-------- Okuma metni --------

Baha Sadık Akıner

Baha Sadık Akıner

'DÜNYAYA DOYMAK OLMUYOR, MEMET; DOYMAK OLMUYOR…'


16 Şubat 1926’da, İstanbul Erenköy’de, dedesi Mehmet Ali Paşa’nın köşkünde doğdu. Nâzım Hikmet’in üvey, Piraye’nin oğlu. Memet Fuat, 99 yaşında…

*****

Tam adı Mehmet Fuat Engin Bengü...

Doğduğunda göbeğini kesen ebe O’na "Memet", dedesi ise Paris’e sürgüne gönderilen kardeşi Fuat Paşa'nın adını verdi. 

Babası Vedat Örfi Fransızca bilen, piyano çalan, roman ve oyunlar kaleme alan bir sanat eleştirmeni; annesi Piraye Hanım. 

Memet Fuat’ın Suzan adında bir de ablası vardır. Babası o doğmadan yurt dışına gitmiş ve bir daha dönmediği için Piraye Hanım, Memet Fuat 6 yaşında iken, Vedat Örfi’den boşanmıştır. Daha sonra Piraye Hanım, 13 Eylül 1932 tarihinde Nâzım Hikmet ile evlenir. Ve Nâzım Hikmet, Piraye, Memet Fuat birlikte yaşarlar…

Bugünkü konuğumuz Memet Fuat…

Eleştirmen, yazar, yayıncı ve eğitimci, voleybola katkıları ile tanınan bir spor adamı aynı zamanda…

*****

Mehmet Fuat, öğrenime 1932-1933 döneminde, Kızıltoprak’taki özel bir ilkokulda başladı. İkinci sınıfa geçince Erenköy'deki 38. İlkokul’a aktarıldı. Dördüncü sınıfı Mason Derneği'nin Millî Eğitim tarafından kullanılan binasında, Beyoğlu 13. İlkokul'da okudu. Ertesi yıl İsmet İnönü İlkokulu’na aktarılan Memet Fuat, tekrar Erenköy'deki 38. İlkokul’a kayıt yaparak ilköğrenimini tamamladı…

1937-1938 öğrenim döneminde, Nâzım Hikmet tarafından Robert Kolej’e yazdırıldı. Nâzım Hikmet’in yargılanıp 28 yıl cezaya çarptırılması üzerine tekrar dedesinin yanına dönen Mehmet Fuat, ortaokulu Fenerbahçe Stadı'nın bitişiğindeki Kadıköy 1. Orta’da okudu. Memet Fuat’ın en başarılı olduğu dersler matematik ile Türkçe idi.

-------- Girdiler --------

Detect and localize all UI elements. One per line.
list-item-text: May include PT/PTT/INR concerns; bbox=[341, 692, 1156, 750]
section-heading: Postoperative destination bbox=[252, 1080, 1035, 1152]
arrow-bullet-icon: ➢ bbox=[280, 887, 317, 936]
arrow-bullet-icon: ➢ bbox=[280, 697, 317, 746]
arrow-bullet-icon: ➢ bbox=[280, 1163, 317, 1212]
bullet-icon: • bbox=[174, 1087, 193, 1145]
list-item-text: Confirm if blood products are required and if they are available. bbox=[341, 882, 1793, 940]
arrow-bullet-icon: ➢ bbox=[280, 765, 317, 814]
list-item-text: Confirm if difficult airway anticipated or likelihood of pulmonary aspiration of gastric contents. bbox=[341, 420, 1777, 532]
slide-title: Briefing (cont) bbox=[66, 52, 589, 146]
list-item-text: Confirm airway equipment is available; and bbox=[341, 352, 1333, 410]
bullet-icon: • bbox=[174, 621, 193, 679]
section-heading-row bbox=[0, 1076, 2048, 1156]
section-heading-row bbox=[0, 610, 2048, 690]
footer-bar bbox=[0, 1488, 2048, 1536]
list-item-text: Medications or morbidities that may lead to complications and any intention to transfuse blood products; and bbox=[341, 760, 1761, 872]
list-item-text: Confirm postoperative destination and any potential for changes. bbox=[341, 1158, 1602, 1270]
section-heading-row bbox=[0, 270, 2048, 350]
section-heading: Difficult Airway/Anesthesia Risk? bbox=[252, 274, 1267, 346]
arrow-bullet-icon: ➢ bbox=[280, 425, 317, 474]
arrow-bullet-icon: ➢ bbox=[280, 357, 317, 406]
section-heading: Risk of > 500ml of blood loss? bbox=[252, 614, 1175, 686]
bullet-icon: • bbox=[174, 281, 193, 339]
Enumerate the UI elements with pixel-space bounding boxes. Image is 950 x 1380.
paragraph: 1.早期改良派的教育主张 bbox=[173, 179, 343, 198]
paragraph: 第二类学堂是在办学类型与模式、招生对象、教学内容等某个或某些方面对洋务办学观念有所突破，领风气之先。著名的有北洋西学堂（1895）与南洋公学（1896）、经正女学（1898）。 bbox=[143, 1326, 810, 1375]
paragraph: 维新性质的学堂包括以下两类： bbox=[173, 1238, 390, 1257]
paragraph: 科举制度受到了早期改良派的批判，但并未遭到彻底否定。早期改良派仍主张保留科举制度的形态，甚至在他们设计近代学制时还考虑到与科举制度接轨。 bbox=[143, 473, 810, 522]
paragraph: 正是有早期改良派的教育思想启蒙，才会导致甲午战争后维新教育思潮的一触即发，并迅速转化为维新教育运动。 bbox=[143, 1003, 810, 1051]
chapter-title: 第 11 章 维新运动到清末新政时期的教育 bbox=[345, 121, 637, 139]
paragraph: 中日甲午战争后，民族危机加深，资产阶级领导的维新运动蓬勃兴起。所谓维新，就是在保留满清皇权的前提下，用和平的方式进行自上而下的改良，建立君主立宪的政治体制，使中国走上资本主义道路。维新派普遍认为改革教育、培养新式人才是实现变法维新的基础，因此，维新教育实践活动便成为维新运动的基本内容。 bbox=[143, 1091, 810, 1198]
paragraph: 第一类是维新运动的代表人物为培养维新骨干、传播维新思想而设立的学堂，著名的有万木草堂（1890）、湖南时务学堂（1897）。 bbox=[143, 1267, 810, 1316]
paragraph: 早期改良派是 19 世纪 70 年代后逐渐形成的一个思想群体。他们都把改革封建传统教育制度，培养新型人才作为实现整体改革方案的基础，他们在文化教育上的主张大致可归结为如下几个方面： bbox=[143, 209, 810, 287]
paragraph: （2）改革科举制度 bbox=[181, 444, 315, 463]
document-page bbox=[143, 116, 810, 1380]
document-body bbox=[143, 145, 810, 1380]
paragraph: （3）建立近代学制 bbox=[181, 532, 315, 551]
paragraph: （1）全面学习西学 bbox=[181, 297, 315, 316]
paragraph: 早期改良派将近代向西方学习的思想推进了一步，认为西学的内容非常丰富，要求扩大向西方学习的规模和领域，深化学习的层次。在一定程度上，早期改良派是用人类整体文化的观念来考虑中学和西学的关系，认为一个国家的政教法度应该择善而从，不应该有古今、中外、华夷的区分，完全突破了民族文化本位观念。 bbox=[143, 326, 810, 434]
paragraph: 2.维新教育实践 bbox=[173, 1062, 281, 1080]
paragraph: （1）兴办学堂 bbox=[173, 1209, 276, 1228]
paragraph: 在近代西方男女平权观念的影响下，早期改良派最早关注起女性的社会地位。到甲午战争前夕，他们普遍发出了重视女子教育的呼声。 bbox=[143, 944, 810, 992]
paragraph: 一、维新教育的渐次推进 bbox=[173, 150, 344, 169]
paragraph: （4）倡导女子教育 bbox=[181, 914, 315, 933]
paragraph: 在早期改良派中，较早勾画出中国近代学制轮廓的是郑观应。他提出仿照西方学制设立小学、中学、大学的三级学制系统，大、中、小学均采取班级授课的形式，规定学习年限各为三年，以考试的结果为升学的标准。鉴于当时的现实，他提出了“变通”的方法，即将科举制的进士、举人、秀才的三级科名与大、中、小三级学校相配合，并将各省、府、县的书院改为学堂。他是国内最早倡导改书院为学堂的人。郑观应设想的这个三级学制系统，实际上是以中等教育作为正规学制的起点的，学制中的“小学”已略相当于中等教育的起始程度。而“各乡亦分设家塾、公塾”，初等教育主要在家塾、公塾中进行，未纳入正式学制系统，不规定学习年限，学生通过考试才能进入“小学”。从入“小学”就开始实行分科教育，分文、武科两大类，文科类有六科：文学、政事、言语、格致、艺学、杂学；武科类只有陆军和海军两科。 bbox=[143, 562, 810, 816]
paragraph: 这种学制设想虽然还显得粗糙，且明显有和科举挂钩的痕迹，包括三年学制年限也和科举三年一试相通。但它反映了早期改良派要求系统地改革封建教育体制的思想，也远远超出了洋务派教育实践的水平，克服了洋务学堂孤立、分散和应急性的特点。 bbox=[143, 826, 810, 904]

--------

» Alıştırma yönergeleri
1. Memet Fuat hakkındaki metne göre Piraye Hanım, Nâzım Hikmet ile hangi tarihte evlendi?
2. Memet Fuat hakkındaki metinde "Tam adı Mehmet" sözleriyle başlayıp "annesi Piraye Hanım." sözlerine kadar süren bölümü değiştirmeden yazdırın.

» Görev yanıtları
1. 13 Eylül 1932 tarihinde.

2.
Tam adı Mehmet Fuat Engin Bengü...

Doğduğunda göbeğini kesen ebe O’na "Memet", dedesi ise Paris’e sürgüne gönderilen kardeşi Fuat Paşa'nın adını verdi. 

Babası Vedat Örfi Fransızca bilen, piyano çalan, roman ve oyunlar kaleme alan bir sanat eleştirmeni; annesi Piraye Hanım.